What is being asked:
Where a line holds the word "this", copy that line.

Items from a data source:
* Begin *

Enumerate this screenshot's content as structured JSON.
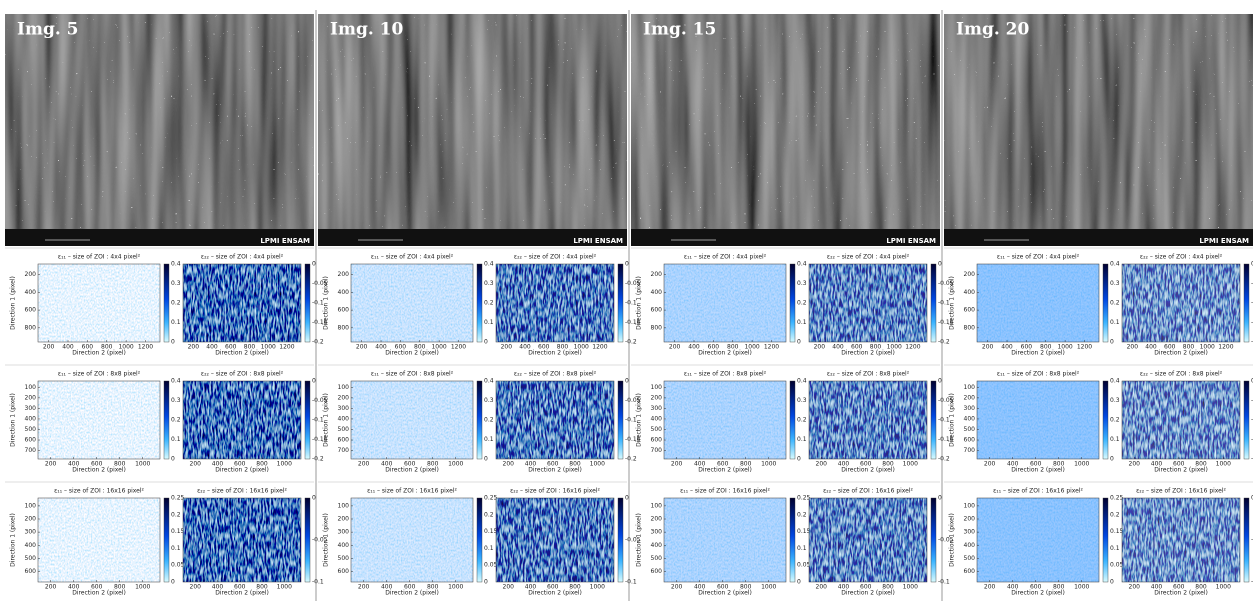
{
  "images": [
    "Img. 5",
    "Img. 10",
    "Img. 15",
    "Img. 20"
  ],
  "sem_footer": "LPMI ENSAM",
  "rows": [
    {
      "left_title": "ε₁₁ – size of ZOI : 4x4 pixel²",
      "right_title": "ε₂₂ – size of ZOI : 4x4 pixel²",
      "ylabel": "Direction 1 (pixel)",
      "xlabel": "Direction 2 (pixel)",
      "yticks": [
        200,
        400,
        600,
        800
      ],
      "xticks": [
        200,
        400,
        600,
        800,
        1000,
        1200
      ],
      "left_colorbar": [
        0.4,
        0.3,
        0.2,
        0.1,
        0
      ],
      "right_colorbar": [
        0,
        -0.05,
        -0.1,
        -0.15,
        -0.2
      ]
    },
    {
      "left_title": "ε₁₁ – size of ZOI : 8x8 pixel²",
      "right_title": "ε₂₂ – size of ZOI : 8x8 pixel²",
      "ylabel": "Direction 1 (pixel)",
      "xlabel": "Direction 2 (pixel)",
      "yticks": [
        100,
        200,
        300,
        400,
        500,
        600,
        700
      ],
      "xticks": [
        200,
        400,
        600,
        800,
        1000
      ],
      "left_colorbar": [
        0.4,
        0.3,
        0.2,
        0.1,
        0
      ],
      "right_colorbar": [
        0,
        -0.05,
        -0.1,
        -0.15,
        -0.2
      ]
    },
    {
      "left_title": "ε₁₁ – size of ZOI : 16x16 pixel²",
      "right_title": "ε₂₂ – size of ZOI : 16x16 pixel²",
      "ylabel": "Direction 1 (pixel)",
      "xlabel": "Direction 2 (pixel)",
      "yticks": [
        100,
        200,
        300,
        400,
        500,
        600
      ],
      "xticks": [
        200,
        400,
        600,
        800,
        1000
      ],
      "left_colorbar": [
        0.25,
        0.2,
        0.15,
        0.1,
        0.05,
        0
      ],
      "right_colorbar": [
        0,
        -0.05,
        -0.1
      ]
    }
  ]
}
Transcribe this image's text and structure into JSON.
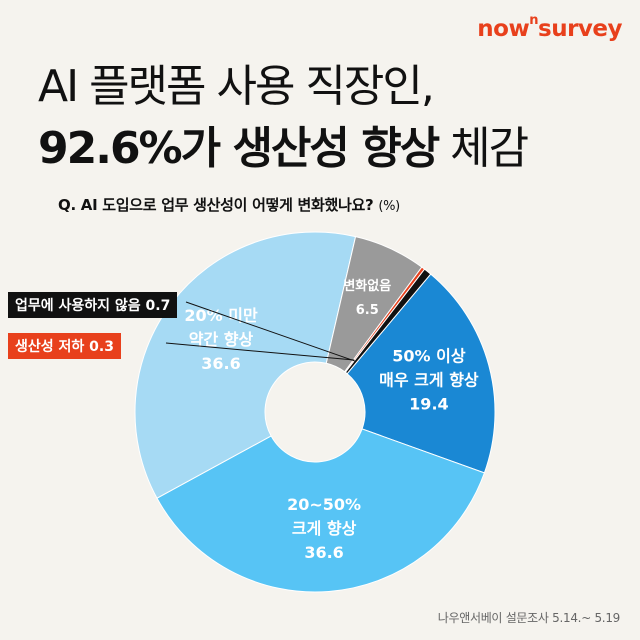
{
  "brand": {
    "logo_prefix": "now",
    "logo_sup": "n",
    "logo_suffix": "survey",
    "color": "#e8401c"
  },
  "title": {
    "line1": "AI 플랫폼 사용 직장인,",
    "line2_part1": "92.6%가 ",
    "line2_part2": "생산성 향상",
    "line2_part3": " 체감"
  },
  "question": {
    "text_part1": "Q. AI 도입으로 ",
    "text_bold": "업무 생산성",
    "text_part2": "이 어떻게 변화했나요?",
    "unit": "(%)"
  },
  "callouts": {
    "no_use": "업무에 사용하지 않음 0.7",
    "decrease": "생산성 저하 0.3"
  },
  "footer": "나우앤서베이 설문조사 5.14.~ 5.19",
  "chart_data": {
    "type": "pie",
    "style": "donut",
    "unit": "%",
    "slices": [
      {
        "label": "50% 이상\n매우 크게 향상",
        "value": 19.4,
        "color": "#1a88d4",
        "label_color": "#ffffff"
      },
      {
        "label": "20~50%\n크게 향상",
        "value": 36.6,
        "color": "#57c4f5",
        "label_color": "#ffffff"
      },
      {
        "label": "20% 미만\n약간 향상",
        "value": 36.6,
        "color": "#a6daf4",
        "label_color": "#ffffff"
      },
      {
        "label": "변화없음",
        "value": 6.5,
        "color": "#9a9a9a",
        "label_color": "#ffffff"
      },
      {
        "label": "생산성 저하",
        "value": 0.3,
        "color": "#e8401c",
        "label_color": ""
      },
      {
        "label": "업무에 사용하지 않음",
        "value": 0.7,
        "color": "#111111",
        "label_color": ""
      }
    ]
  }
}
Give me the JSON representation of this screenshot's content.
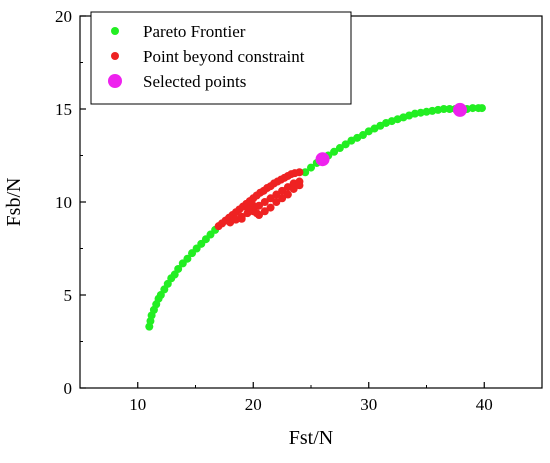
{
  "chart_data": {
    "type": "scatter",
    "xlabel": "Fst/N",
    "ylabel": "Fsb/N",
    "xlim": [
      5,
      45
    ],
    "ylim": [
      0,
      20
    ],
    "x_ticks": [
      10,
      20,
      30,
      40
    ],
    "y_ticks": [
      0,
      5,
      10,
      15,
      20
    ],
    "grid": false,
    "legend_position": "top-left",
    "series": [
      {
        "name": "Pareto Frontier",
        "color": "#22ee22",
        "marker": "circle",
        "points": [
          [
            11.0,
            3.3
          ],
          [
            11.1,
            3.6
          ],
          [
            11.2,
            3.9
          ],
          [
            11.4,
            4.2
          ],
          [
            11.6,
            4.5
          ],
          [
            11.8,
            4.8
          ],
          [
            12.0,
            5.0
          ],
          [
            12.3,
            5.3
          ],
          [
            12.6,
            5.6
          ],
          [
            12.9,
            5.9
          ],
          [
            13.2,
            6.1
          ],
          [
            13.5,
            6.4
          ],
          [
            13.9,
            6.7
          ],
          [
            14.3,
            6.95
          ],
          [
            14.7,
            7.25
          ],
          [
            15.1,
            7.5
          ],
          [
            15.5,
            7.75
          ],
          [
            15.9,
            8.0
          ],
          [
            16.3,
            8.25
          ],
          [
            16.7,
            8.5
          ],
          [
            24.5,
            11.6
          ],
          [
            25.0,
            11.85
          ],
          [
            25.5,
            12.1
          ],
          [
            26.5,
            12.5
          ],
          [
            27.0,
            12.7
          ],
          [
            27.5,
            12.9
          ],
          [
            28.0,
            13.1
          ],
          [
            28.5,
            13.3
          ],
          [
            29.0,
            13.45
          ],
          [
            29.5,
            13.6
          ],
          [
            30.0,
            13.8
          ],
          [
            30.5,
            13.95
          ],
          [
            31.0,
            14.1
          ],
          [
            31.5,
            14.25
          ],
          [
            32.0,
            14.35
          ],
          [
            32.5,
            14.45
          ],
          [
            33.0,
            14.55
          ],
          [
            33.5,
            14.65
          ],
          [
            34.0,
            14.75
          ],
          [
            34.5,
            14.8
          ],
          [
            35.0,
            14.85
          ],
          [
            35.5,
            14.9
          ],
          [
            36.0,
            14.95
          ],
          [
            36.5,
            15.0
          ],
          [
            37.0,
            15.0
          ],
          [
            37.5,
            15.0
          ],
          [
            38.5,
            15.0
          ],
          [
            39.0,
            15.05
          ],
          [
            39.5,
            15.05
          ],
          [
            39.8,
            15.05
          ]
        ]
      },
      {
        "name": "Point beyond constraint",
        "color": "#ee2222",
        "marker": "circle",
        "points": [
          [
            17.0,
            8.7
          ],
          [
            17.3,
            8.85
          ],
          [
            17.6,
            9.0
          ],
          [
            17.9,
            9.15
          ],
          [
            18.2,
            9.3
          ],
          [
            18.5,
            9.45
          ],
          [
            18.8,
            9.6
          ],
          [
            19.1,
            9.75
          ],
          [
            19.4,
            9.9
          ],
          [
            19.7,
            10.05
          ],
          [
            20.0,
            10.2
          ],
          [
            20.3,
            10.35
          ],
          [
            20.6,
            10.5
          ],
          [
            20.9,
            10.6
          ],
          [
            21.2,
            10.75
          ],
          [
            21.5,
            10.85
          ],
          [
            21.8,
            11.0
          ],
          [
            22.1,
            11.1
          ],
          [
            22.4,
            11.2
          ],
          [
            22.7,
            11.3
          ],
          [
            23.0,
            11.4
          ],
          [
            23.3,
            11.5
          ],
          [
            23.6,
            11.55
          ],
          [
            24.0,
            11.6
          ],
          [
            18.0,
            8.9
          ],
          [
            18.5,
            9.05
          ],
          [
            19.0,
            9.2
          ],
          [
            19.5,
            9.4
          ],
          [
            20.0,
            9.6
          ],
          [
            20.5,
            9.8
          ],
          [
            21.0,
            10.0
          ],
          [
            21.5,
            10.2
          ],
          [
            22.0,
            10.4
          ],
          [
            22.5,
            10.6
          ],
          [
            23.0,
            10.8
          ],
          [
            23.5,
            11.0
          ],
          [
            24.0,
            11.1
          ],
          [
            19.0,
            9.1
          ],
          [
            20.0,
            9.5
          ],
          [
            20.5,
            9.3
          ],
          [
            21.0,
            9.5
          ],
          [
            21.5,
            9.7
          ],
          [
            22.0,
            10.0
          ],
          [
            22.5,
            10.2
          ],
          [
            23.0,
            10.4
          ],
          [
            23.5,
            10.7
          ],
          [
            24.0,
            10.9
          ],
          [
            20.0,
            9.8
          ],
          [
            20.3,
            9.4
          ],
          [
            19.6,
            9.6
          ]
        ]
      },
      {
        "name": "Selected points",
        "color": "#ee22ee",
        "marker": "circle-large",
        "points": [
          [
            26.0,
            12.3
          ],
          [
            37.9,
            14.95
          ]
        ]
      }
    ]
  }
}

* End *

Response below:
Enumerate this screenshot's content as structured JSON.
Transcribe this image's text and structure into JSON.
Give me the JSON representation of this screenshot's content.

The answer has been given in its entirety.